══ Provided records

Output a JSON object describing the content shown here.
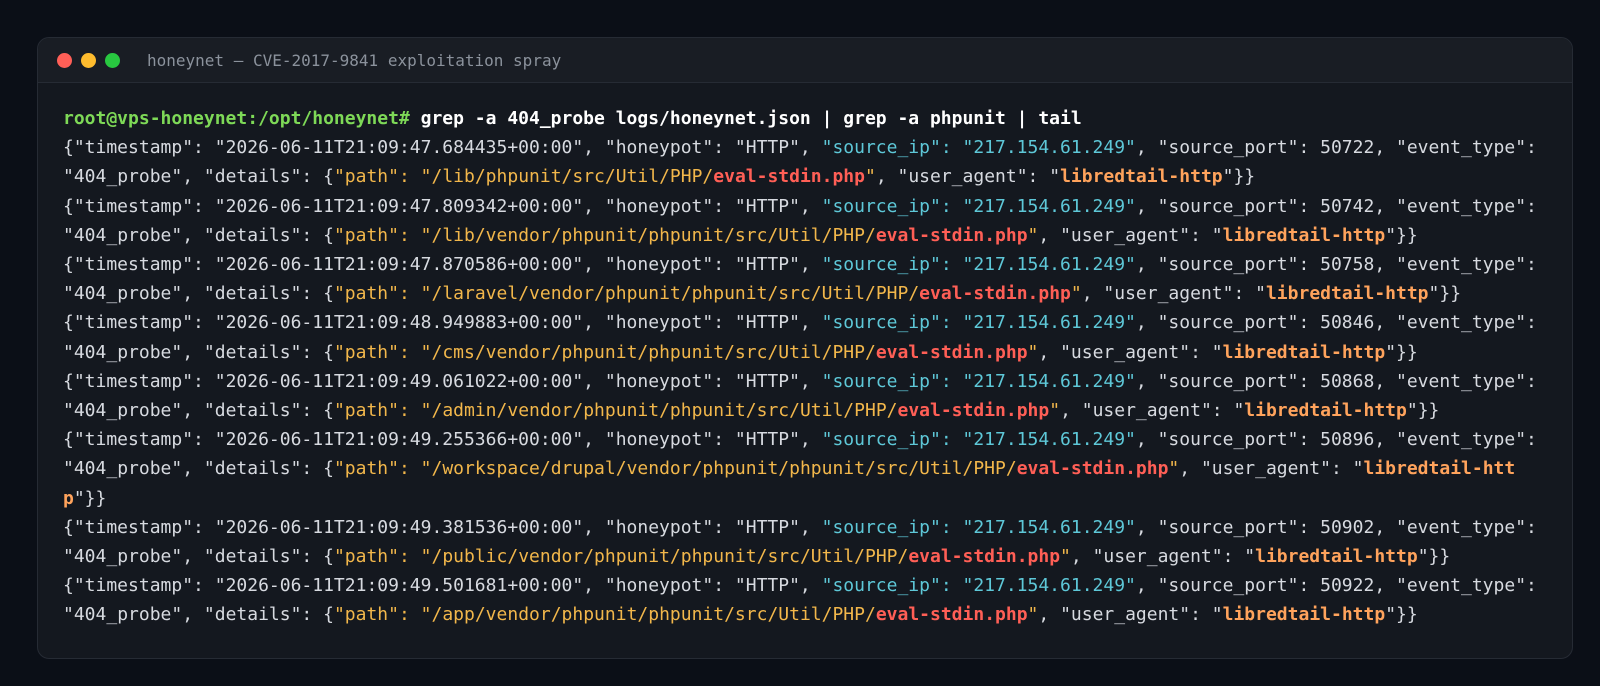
{
  "window": {
    "title": "honeynet — CVE-2017-9841 exploitation spray"
  },
  "terminal": {
    "prompt": "root@vps-honeynet:/opt/honeynet#",
    "command": "grep -a 404_probe logs/honeynet.json | grep -a phpunit | tail",
    "entries": [
      {
        "timestamp": "2026-06-11T21:09:47.684435+00:00",
        "honeypot": "HTTP",
        "source_ip": "217.154.61.249",
        "source_port": "50722",
        "event_type": "404_probe",
        "path_prefix": "/lib/phpunit/src/Util/PHP/",
        "path_file": "eval-stdin.php",
        "user_agent": "libredtail-http"
      },
      {
        "timestamp": "2026-06-11T21:09:47.809342+00:00",
        "honeypot": "HTTP",
        "source_ip": "217.154.61.249",
        "source_port": "50742",
        "event_type": "404_probe",
        "path_prefix": "/lib/vendor/phpunit/phpunit/src/Util/PHP/",
        "path_file": "eval-stdin.php",
        "user_agent": "libredtail-http"
      },
      {
        "timestamp": "2026-06-11T21:09:47.870586+00:00",
        "honeypot": "HTTP",
        "source_ip": "217.154.61.249",
        "source_port": "50758",
        "event_type": "404_probe",
        "path_prefix": "/laravel/vendor/phpunit/phpunit/src/Util/PHP/",
        "path_file": "eval-stdin.php",
        "user_agent": "libredtail-http"
      },
      {
        "timestamp": "2026-06-11T21:09:48.949883+00:00",
        "honeypot": "HTTP",
        "source_ip": "217.154.61.249",
        "source_port": "50846",
        "event_type": "404_probe",
        "path_prefix": "/cms/vendor/phpunit/phpunit/src/Util/PHP/",
        "path_file": "eval-stdin.php",
        "user_agent": "libredtail-http"
      },
      {
        "timestamp": "2026-06-11T21:09:49.061022+00:00",
        "honeypot": "HTTP",
        "source_ip": "217.154.61.249",
        "source_port": "50868",
        "event_type": "404_probe",
        "path_prefix": "/admin/vendor/phpunit/phpunit/src/Util/PHP/",
        "path_file": "eval-stdin.php",
        "user_agent": "libredtail-http"
      },
      {
        "timestamp": "2026-06-11T21:09:49.255366+00:00",
        "honeypot": "HTTP",
        "source_ip": "217.154.61.249",
        "source_port": "50896",
        "event_type": "404_probe",
        "path_prefix": "/workspace/drupal/vendor/phpunit/phpunit/src/Util/PHP/",
        "path_file": "eval-stdin.php",
        "user_agent": "libredtail-http"
      },
      {
        "timestamp": "2026-06-11T21:09:49.381536+00:00",
        "honeypot": "HTTP",
        "source_ip": "217.154.61.249",
        "source_port": "50902",
        "event_type": "404_probe",
        "path_prefix": "/public/vendor/phpunit/phpunit/src/Util/PHP/",
        "path_file": "eval-stdin.php",
        "user_agent": "libredtail-http"
      },
      {
        "timestamp": "2026-06-11T21:09:49.501681+00:00",
        "honeypot": "HTTP",
        "source_ip": "217.154.61.249",
        "source_port": "50922",
        "event_type": "404_probe",
        "path_prefix": "/app/vendor/phpunit/phpunit/src/Util/PHP/",
        "path_file": "eval-stdin.php",
        "user_agent": "libredtail-http"
      }
    ]
  },
  "colors": {
    "background": "#0b0f17",
    "window": "#14181f",
    "prompt": "#7ed957",
    "source_ip_key": "#5ec8d8",
    "path": "#f2b74b",
    "filename": "#ff5f56",
    "user_agent": "#ffa35c"
  }
}
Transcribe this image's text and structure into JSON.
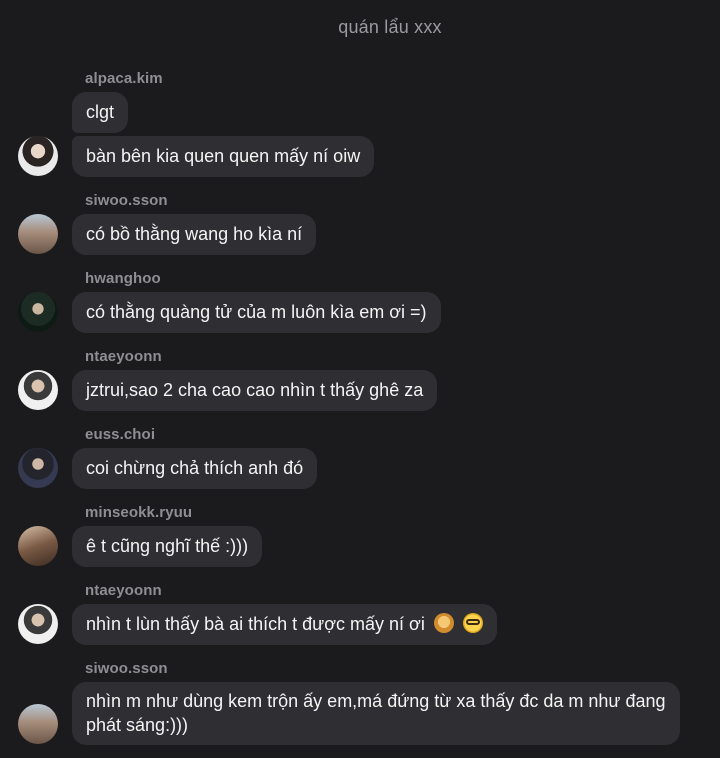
{
  "chat": {
    "title": "quán lẩu xxx"
  },
  "messages": [
    {
      "sender": "alpaca.kim",
      "texts": [
        "clgt",
        "bàn bên kia quen quen mấy ní oiw"
      ]
    },
    {
      "sender": "siwoo.sson",
      "texts": [
        "có bồ thằng wang ho kìa ní"
      ]
    },
    {
      "sender": "hwanghoo",
      "texts": [
        "có thằng quàng tử của m luôn kìa em ơi =)"
      ]
    },
    {
      "sender": "ntaeyoonn",
      "texts": [
        "jztrui,sao 2 cha cao cao nhìn t thấy ghê za"
      ]
    },
    {
      "sender": "euss.choi",
      "texts": [
        "coi chừng chả thích anh đó"
      ]
    },
    {
      "sender": "minseokk.ryuu",
      "texts": [
        "ê t cũng nghĩ thế :)))"
      ]
    },
    {
      "sender": "ntaeyoonn",
      "texts": [
        "nhìn t lùn thấy bà ai thích t được mấy ní ơi"
      ],
      "emojis": [
        "woman-gesturing-icon",
        "nerd-face-icon"
      ]
    },
    {
      "sender": "siwoo.sson",
      "texts": [
        "nhìn m như dùng kem trộn ấy em,má đứng từ xa thấy đc da m như đang phát sáng:)))"
      ]
    }
  ]
}
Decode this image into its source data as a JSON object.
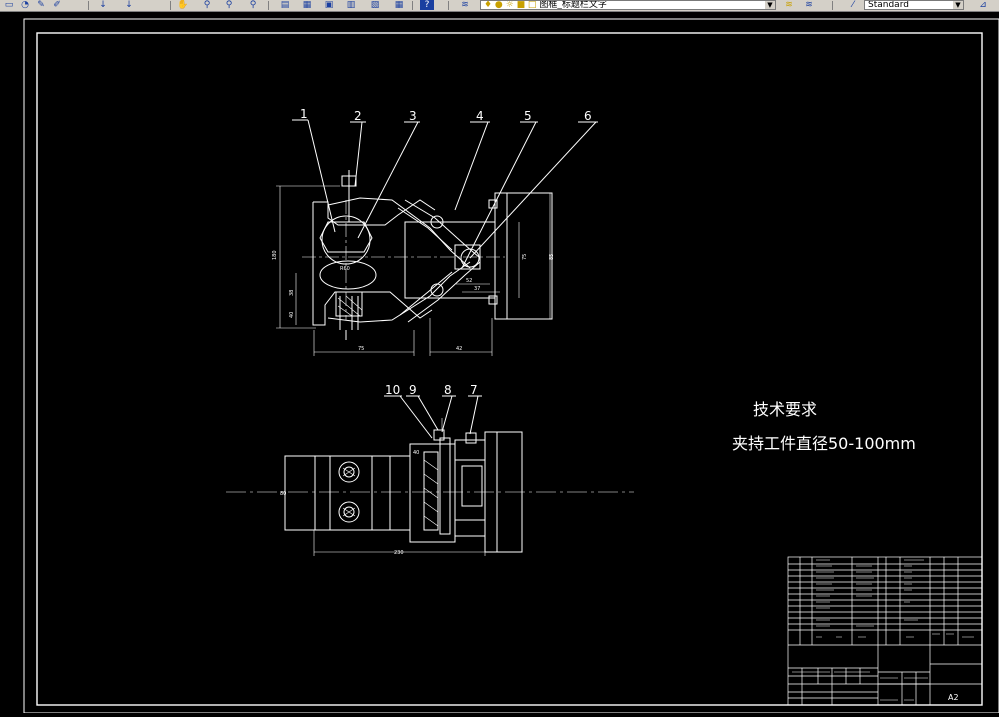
{
  "toolbar": {
    "layer_combo_value": "图框_标题栏文字",
    "text_style_value": "Standard",
    "icons": [
      "new-icon",
      "open-icon",
      "pan-icon",
      "match-properties-icon",
      "undo-icon",
      "redo-icon",
      "zoom-realtime-icon",
      "zoom-window-icon",
      "zoom-previous-icon",
      "properties-icon",
      "design-center-icon",
      "tool-palettes-icon",
      "sheet-set-icon",
      "markup-icon",
      "quickcalc-icon",
      "help-icon",
      "layer-manager-icon",
      "layer-previous-icon",
      "text-style-icon",
      "scale-icon"
    ]
  },
  "drawing": {
    "part_labels": [
      "1",
      "2",
      "3",
      "4",
      "5",
      "6",
      "10",
      "9",
      "8",
      "7"
    ],
    "dimensions": {
      "d_80": "80",
      "d_180": "180",
      "d_38": "38",
      "d_40": "40",
      "d_75": "75",
      "d_52": "52",
      "d_75b": "75",
      "d_42": "42",
      "d_37": "37",
      "d_85": "85",
      "d_230": "230",
      "d_40b": "40",
      "d_r60": "R60"
    },
    "tech_requirements_title": "技术要求",
    "tech_requirements_text": "夹持工件直径50-100mm",
    "title_block": {
      "sheet_size": "A2",
      "scale": "1:1",
      "material": "45"
    }
  }
}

════

**Do this:** All of the material above is to be copied exactly, except for its images.

**The completed task:**
Output a JSON object describing the content shown here.
{
  "window": {
    "title": "honeynet — CVE-2017-9841 exploitation spray"
  },
  "terminal": {
    "prompt": "root@vps-honeynet:/opt/honeynet#",
    "command": "grep -a 404_probe logs/honeynet.json | grep -a phpunit | tail",
    "entries": [
      {
        "timestamp": "2026-06-11T21:09:47.684435+00:00",
        "honeypot": "HTTP",
        "source_ip": "217.154.61.249",
        "source_port": "50722",
        "event_type": "404_probe",
        "path_prefix": "/lib/phpunit/src/Util/PHP/",
        "path_file": "eval-stdin.php",
        "user_agent": "libredtail-http"
      },
      {
        "timestamp": "2026-06-11T21:09:47.809342+00:00",
        "honeypot": "HTTP",
        "source_ip": "217.154.61.249",
        "source_port": "50742",
        "event_type": "404_probe",
        "path_prefix": "/lib/vendor/phpunit/phpunit/src/Util/PHP/",
        "path_file": "eval-stdin.php",
        "user_agent": "libredtail-http"
      },
      {
        "timestamp": "2026-06-11T21:09:47.870586+00:00",
        "honeypot": "HTTP",
        "source_ip": "217.154.61.249",
        "source_port": "50758",
        "event_type": "404_probe",
        "path_prefix": "/laravel/vendor/phpunit/phpunit/src/Util/PHP/",
        "path_file": "eval-stdin.php",
        "user_agent": "libredtail-http"
      },
      {
        "timestamp": "2026-06-11T21:09:48.949883+00:00",
        "honeypot": "HTTP",
        "source_ip": "217.154.61.249",
        "source_port": "50846",
        "event_type": "404_probe",
        "path_prefix": "/cms/vendor/phpunit/phpunit/src/Util/PHP/",
        "path_file": "eval-stdin.php",
        "user_agent": "libredtail-http"
      },
      {
        "timestamp": "2026-06-11T21:09:49.061022+00:00",
        "honeypot": "HTTP",
        "source_ip": "217.154.61.249",
        "source_port": "50868",
        "event_type": "404_probe",
        "path_prefix": "/admin/vendor/phpunit/phpunit/src/Util/PHP/",
        "path_file": "eval-stdin.php",
        "user_agent": "libredtail-http"
      },
      {
        "timestamp": "2026-06-11T21:09:49.255366+00:00",
        "honeypot": "HTTP",
        "source_ip": "217.154.61.249",
        "source_port": "50896",
        "event_type": "404_probe",
        "path_prefix": "/workspace/drupal/vendor/phpunit/phpunit/src/Util/PHP/",
        "path_file": "eval-stdin.php",
        "user_agent": "libredtail-http"
      },
      {
        "timestamp": "2026-06-11T21:09:49.381536+00:00",
        "honeypot": "HTTP",
        "source_ip": "217.154.61.249",
        "source_port": "50902",
        "event_type": "404_probe",
        "path_prefix": "/public/vendor/phpunit/phpunit/src/Util/PHP/",
        "path_file": "eval-stdin.php",
        "user_agent": "libredtail-http"
      },
      {
        "timestamp": "2026-06-11T21:09:49.501681+00:00",
        "honeypot": "HTTP",
        "source_ip": "217.154.61.249",
        "source_port": "50922",
        "event_type": "404_probe",
        "path_prefix": "/app/vendor/phpunit/phpunit/src/Util/PHP/",
        "path_file": "eval-stdin.php",
        "user_agent": "libredtail-http"
      }
    ]
  },
  "colors": {
    "background": "#0b0f17",
    "window": "#14181f",
    "prompt": "#7ed957",
    "source_ip_key": "#5ec8d8",
    "path": "#f2b74b",
    "filename": "#ff5f56",
    "user_agent": "#ffa35c"
  }
}
Transcribe this image's text and structure into JSON.
{
  "chat": {
    "title": "quán lẩu xxx"
  },
  "messages": [
    {
      "sender": "alpaca.kim",
      "texts": [
        "clgt",
        "bàn bên kia quen quen mấy ní oiw"
      ]
    },
    {
      "sender": "siwoo.sson",
      "texts": [
        "có bồ thằng wang ho kìa ní"
      ]
    },
    {
      "sender": "hwanghoo",
      "texts": [
        "có thằng quàng tử của m luôn kìa em ơi =)"
      ]
    },
    {
      "sender": "ntaeyoonn",
      "texts": [
        "jztrui,sao 2 cha cao cao nhìn t thấy ghê za"
      ]
    },
    {
      "sender": "euss.choi",
      "texts": [
        "coi chừng chả thích anh đó"
      ]
    },
    {
      "sender": "minseokk.ryuu",
      "texts": [
        "ê t cũng nghĩ thế :)))"
      ]
    },
    {
      "sender": "ntaeyoonn",
      "texts": [
        "nhìn t lùn thấy bà ai thích t được mấy ní ơi"
      ],
      "emojis": [
        "woman-gesturing-icon",
        "nerd-face-icon"
      ]
    },
    {
      "sender": "siwoo.sson",
      "texts": [
        "nhìn m như dùng kem trộn ấy em,má đứng từ xa thấy đc da m như đang phát sáng:)))"
      ]
    }
  ]
}
Decode this image into its source data as a JSON object.
{
  "toolbar": {
    "layer_combo_value": "图框_标题栏文字",
    "text_style_value": "Standard",
    "icons": [
      "new-icon",
      "open-icon",
      "pan-icon",
      "match-properties-icon",
      "undo-icon",
      "redo-icon",
      "zoom-realtime-icon",
      "zoom-window-icon",
      "zoom-previous-icon",
      "properties-icon",
      "design-center-icon",
      "tool-palettes-icon",
      "sheet-set-icon",
      "markup-icon",
      "quickcalc-icon",
      "help-icon",
      "layer-manager-icon",
      "layer-previous-icon",
      "text-style-icon",
      "scale-icon"
    ]
  },
  "drawing": {
    "part_labels": [
      "1",
      "2",
      "3",
      "4",
      "5",
      "6",
      "10",
      "9",
      "8",
      "7"
    ],
    "dimensions": {
      "d_80": "80",
      "d_180": "180",
      "d_38": "38",
      "d_40": "40",
      "d_75": "75",
      "d_52": "52",
      "d_75b": "75",
      "d_42": "42",
      "d_37": "37",
      "d_85": "85",
      "d_230": "230",
      "d_40b": "40",
      "d_r60": "R60"
    },
    "tech_requirements_title": "技术要求",
    "tech_requirements_text": "夹持工件直径50-100mm",
    "title_block": {
      "sheet_size": "A2",
      "scale": "1:1",
      "material": "45"
    }
  }
}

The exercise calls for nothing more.